OBJECTIVE: Exclude images, then output the remaining data verbatim.

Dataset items
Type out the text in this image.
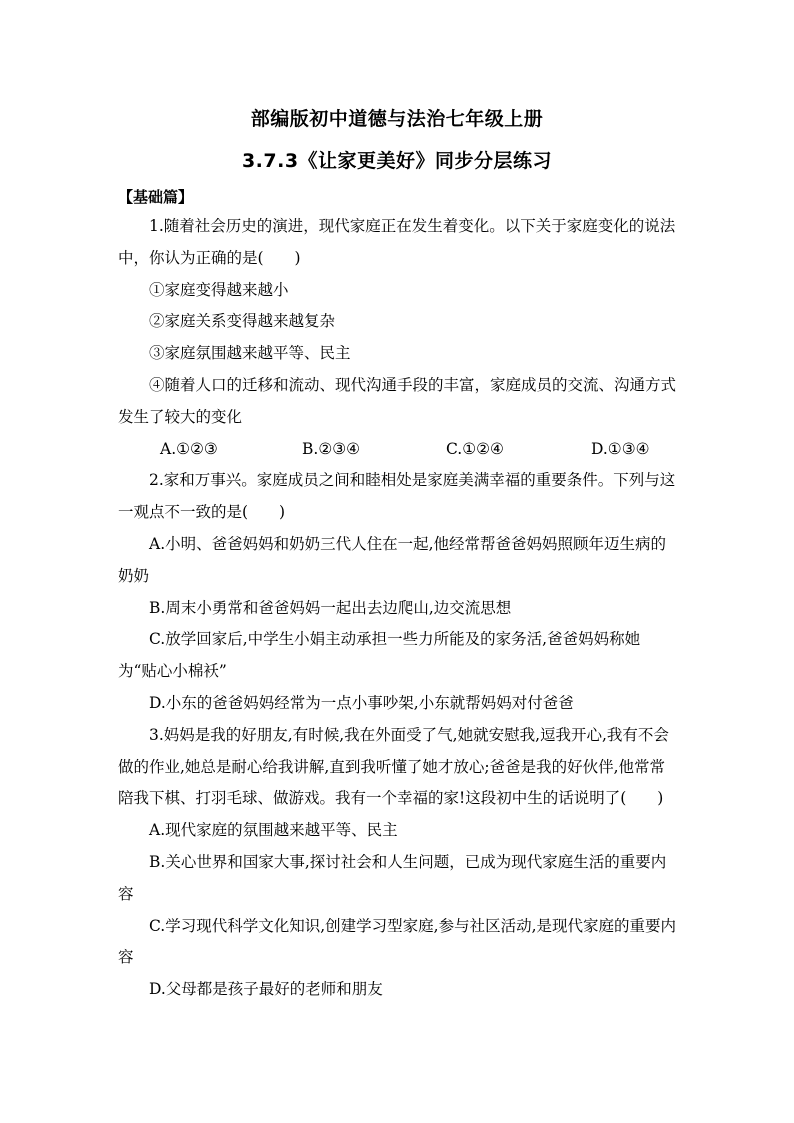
部编版初中道德与法治七年级上册
3.7.3《让家更美好》同步分层练习
【基础篇】

1.随着社会历史的演进，现代家庭正在发生着变化。以下关于家庭变化的说法中，你认为正确的是(　　)

①家庭变得越来越小

②家庭关系变得越来越复杂

③家庭氛围越来越平等、民主

④随着人口的迁移和流动、现代沟通手段的丰富，家庭成员的交流、沟通方式发生了较大的变化

A.①②③	B.②③④	C.①②④	D.①③④

2.家和万事兴。家庭成员之间和睦相处是家庭美满幸福的重要条件。下列与这一观点不一致的是(　　)

A.小明、爸爸妈妈和奶奶三代人住在一起,他经常帮爸爸妈妈照顾年迈生病的奶奶

B.周末小勇常和爸爸妈妈一起出去边爬山,边交流思想

C.放学回家后,中学生小娟主动承担一些力所能及的家务活,爸爸妈妈称她为“贴心小棉袄”

D.小东的爸爸妈妈经常为一点小事吵架,小东就帮妈妈对付爸爸

3.妈妈是我的好朋友,有时候,我在外面受了气,她就安慰我,逗我开心,我有不会做的作业,她总是耐心给我讲解,直到我听懂了她才放心;爸爸是我的好伙伴,他常常陪我下棋、打羽毛球、做游戏。我有一个幸福的家!这段初中生的话说明了(　　)

A.现代家庭的氛围越来越平等、民主

B.关心世界和国家大事,探讨社会和人生问题，已成为现代家庭生活的重要内容

C.学习现代科学文化知识,创建学习型家庭,参与社区活动,是现代家庭的重要内容

D.父母都是孩子最好的老师和朋友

REPLY:
Type out the text in this image.
部编版初中道德与法治七年级上册
3.7.3《让家更美好》同步分层练习
【基础篇】

1.随着社会历史的演进，现代家庭正在发生着变化。以下关于家庭变化的说法中，你认为正确的是(　　)

①家庭变得越来越小

②家庭关系变得越来越复杂

③家庭氛围越来越平等、民主

④随着人口的迁移和流动、现代沟通手段的丰富，家庭成员的交流、沟通方式发生了较大的变化

A.①②③	B.②③④	C.①②④	D.①③④

2.家和万事兴。家庭成员之间和睦相处是家庭美满幸福的重要条件。下列与这一观点不一致的是(　　)

A.小明、爸爸妈妈和奶奶三代人住在一起,他经常帮爸爸妈妈照顾年迈生病的奶奶

B.周末小勇常和爸爸妈妈一起出去边爬山,边交流思想

C.放学回家后,中学生小娟主动承担一些力所能及的家务活,爸爸妈妈称她为“贴心小棉袄”

D.小东的爸爸妈妈经常为一点小事吵架,小东就帮妈妈对付爸爸

3.妈妈是我的好朋友,有时候,我在外面受了气,她就安慰我,逗我开心,我有不会做的作业,她总是耐心给我讲解,直到我听懂了她才放心;爸爸是我的好伙伴,他常常陪我下棋、打羽毛球、做游戏。我有一个幸福的家!这段初中生的话说明了(　　)

A.现代家庭的氛围越来越平等、民主

B.关心世界和国家大事,探讨社会和人生问题，已成为现代家庭生活的重要内容

C.学习现代科学文化知识,创建学习型家庭,参与社区活动,是现代家庭的重要内容

D.父母都是孩子最好的老师和朋友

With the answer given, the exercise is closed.